**STATED GOAL**
Exact reproduction is required for all entries.
_ _ _
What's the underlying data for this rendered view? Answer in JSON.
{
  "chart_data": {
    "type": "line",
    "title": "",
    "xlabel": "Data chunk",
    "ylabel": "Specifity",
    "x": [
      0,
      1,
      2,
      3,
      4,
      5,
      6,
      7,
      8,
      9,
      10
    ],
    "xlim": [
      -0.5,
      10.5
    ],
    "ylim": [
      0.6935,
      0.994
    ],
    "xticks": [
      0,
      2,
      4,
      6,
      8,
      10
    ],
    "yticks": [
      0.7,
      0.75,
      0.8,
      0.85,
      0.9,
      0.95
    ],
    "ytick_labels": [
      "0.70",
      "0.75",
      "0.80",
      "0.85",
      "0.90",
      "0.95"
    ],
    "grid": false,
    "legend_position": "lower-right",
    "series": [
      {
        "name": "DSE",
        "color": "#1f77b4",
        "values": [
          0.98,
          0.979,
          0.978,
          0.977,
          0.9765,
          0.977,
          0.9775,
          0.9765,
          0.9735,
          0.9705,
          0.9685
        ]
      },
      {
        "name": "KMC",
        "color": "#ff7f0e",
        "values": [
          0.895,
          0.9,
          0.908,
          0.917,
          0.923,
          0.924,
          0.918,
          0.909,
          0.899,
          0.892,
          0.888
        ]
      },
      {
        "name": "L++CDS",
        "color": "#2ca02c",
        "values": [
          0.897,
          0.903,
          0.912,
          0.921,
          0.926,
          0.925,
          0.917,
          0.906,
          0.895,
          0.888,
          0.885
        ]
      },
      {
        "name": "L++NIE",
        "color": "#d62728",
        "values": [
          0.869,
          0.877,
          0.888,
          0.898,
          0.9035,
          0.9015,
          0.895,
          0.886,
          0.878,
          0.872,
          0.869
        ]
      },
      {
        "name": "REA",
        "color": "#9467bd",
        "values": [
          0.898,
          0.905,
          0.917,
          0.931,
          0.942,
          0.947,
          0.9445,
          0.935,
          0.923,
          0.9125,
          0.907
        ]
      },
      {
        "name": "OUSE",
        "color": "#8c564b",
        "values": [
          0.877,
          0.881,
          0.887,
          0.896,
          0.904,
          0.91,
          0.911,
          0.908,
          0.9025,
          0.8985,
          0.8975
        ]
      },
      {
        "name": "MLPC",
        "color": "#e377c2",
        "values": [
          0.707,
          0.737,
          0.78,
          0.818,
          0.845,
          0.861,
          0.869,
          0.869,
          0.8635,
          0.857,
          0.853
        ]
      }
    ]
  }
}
_ _ _
**FULL SOLUTION**
What's the underlying data for this rendered view? Answer in JSON.
{
  "chart_data": {
    "type": "line",
    "title": "",
    "xlabel": "Data chunk",
    "ylabel": "Specifity",
    "x": [
      0,
      1,
      2,
      3,
      4,
      5,
      6,
      7,
      8,
      9,
      10
    ],
    "xlim": [
      -0.5,
      10.5
    ],
    "ylim": [
      0.6935,
      0.994
    ],
    "xticks": [
      0,
      2,
      4,
      6,
      8,
      10
    ],
    "yticks": [
      0.7,
      0.75,
      0.8,
      0.85,
      0.9,
      0.95
    ],
    "ytick_labels": [
      "0.70",
      "0.75",
      "0.80",
      "0.85",
      "0.90",
      "0.95"
    ],
    "grid": false,
    "legend_position": "lower-right",
    "series": [
      {
        "name": "DSE",
        "color": "#1f77b4",
        "values": [
          0.98,
          0.979,
          0.978,
          0.977,
          0.9765,
          0.977,
          0.9775,
          0.9765,
          0.9735,
          0.9705,
          0.9685
        ]
      },
      {
        "name": "KMC",
        "color": "#ff7f0e",
        "values": [
          0.895,
          0.9,
          0.908,
          0.917,
          0.923,
          0.924,
          0.918,
          0.909,
          0.899,
          0.892,
          0.888
        ]
      },
      {
        "name": "L++CDS",
        "color": "#2ca02c",
        "values": [
          0.897,
          0.903,
          0.912,
          0.921,
          0.926,
          0.925,
          0.917,
          0.906,
          0.895,
          0.888,
          0.885
        ]
      },
      {
        "name": "L++NIE",
        "color": "#d62728",
        "values": [
          0.869,
          0.877,
          0.888,
          0.898,
          0.9035,
          0.9015,
          0.895,
          0.886,
          0.878,
          0.872,
          0.869
        ]
      },
      {
        "name": "REA",
        "color": "#9467bd",
        "values": [
          0.898,
          0.905,
          0.917,
          0.931,
          0.942,
          0.947,
          0.9445,
          0.935,
          0.923,
          0.9125,
          0.907
        ]
      },
      {
        "name": "OUSE",
        "color": "#8c564b",
        "values": [
          0.877,
          0.881,
          0.887,
          0.896,
          0.904,
          0.91,
          0.911,
          0.908,
          0.9025,
          0.8985,
          0.8975
        ]
      },
      {
        "name": "MLPC",
        "color": "#e377c2",
        "values": [
          0.707,
          0.737,
          0.78,
          0.818,
          0.845,
          0.861,
          0.869,
          0.869,
          0.8635,
          0.857,
          0.853
        ]
      }
    ]
  }
}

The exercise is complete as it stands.